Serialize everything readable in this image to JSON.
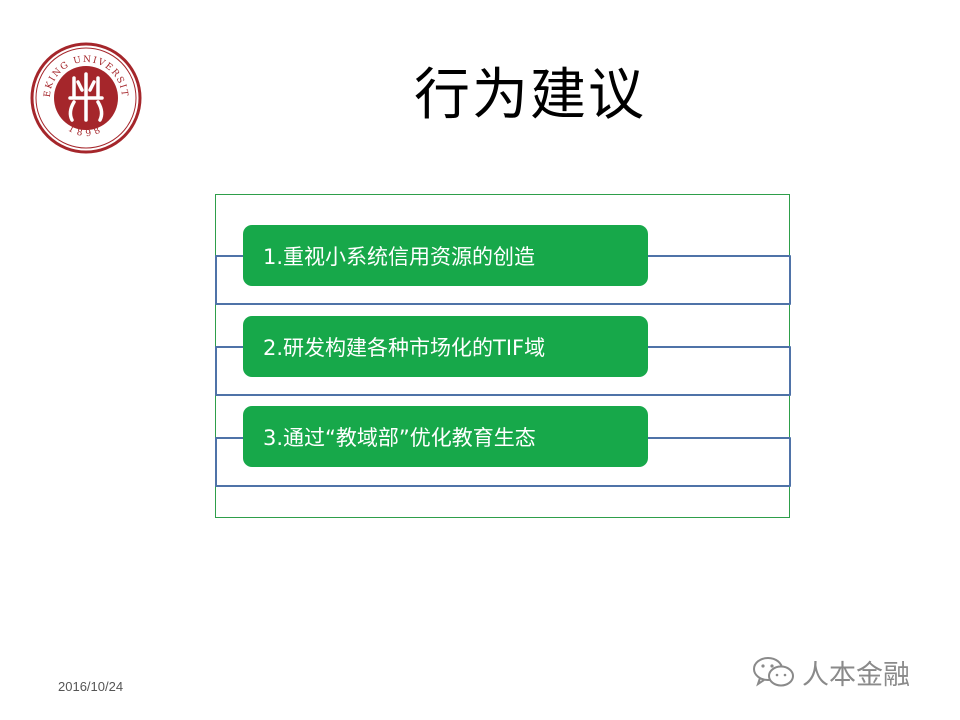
{
  "logo": {
    "text_top": "PEKING UNIVERSITY",
    "year": "1898",
    "color": "#a5262b"
  },
  "slide": {
    "title": "行为建议",
    "items": [
      {
        "label": "1.重视小系统信用资源的创造"
      },
      {
        "label": "2.研发构建各种市场化的TIF域"
      },
      {
        "label": "3.通过“教域部”优化教育生态"
      }
    ],
    "date": "2016/10/24"
  },
  "watermark": {
    "icon": "wechat-icon",
    "text": "人本金融"
  },
  "colors": {
    "item_green": "#17a84a",
    "bar_border_blue": "#4f73a8",
    "frame_green": "#2e9e4a"
  }
}
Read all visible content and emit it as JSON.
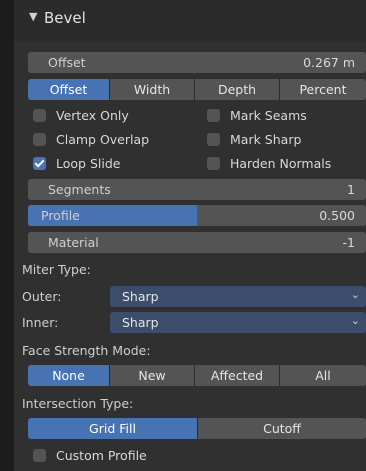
---
Job
Repeat the listing in full and exactly. Leave any pictures out.

Response
Serialize everything readable in this image to JSON.
{
  "logo": {
    "text_top": "PEKING UNIVERSITY",
    "year": "1898",
    "color": "#a5262b"
  },
  "slide": {
    "title": "行为建议",
    "items": [
      {
        "label": "1.重视小系统信用资源的创造"
      },
      {
        "label": "2.研发构建各种市场化的TIF域"
      },
      {
        "label": "3.通过“教域部”优化教育生态"
      }
    ],
    "date": "2016/10/24"
  },
  "watermark": {
    "icon": "wechat-icon",
    "text": "人本金融"
  },
  "colors": {
    "item_green": "#17a84a",
    "bar_border_blue": "#4f73a8",
    "frame_green": "#2e9e4a"
  }
}
Read all visible content and emit it as JSON.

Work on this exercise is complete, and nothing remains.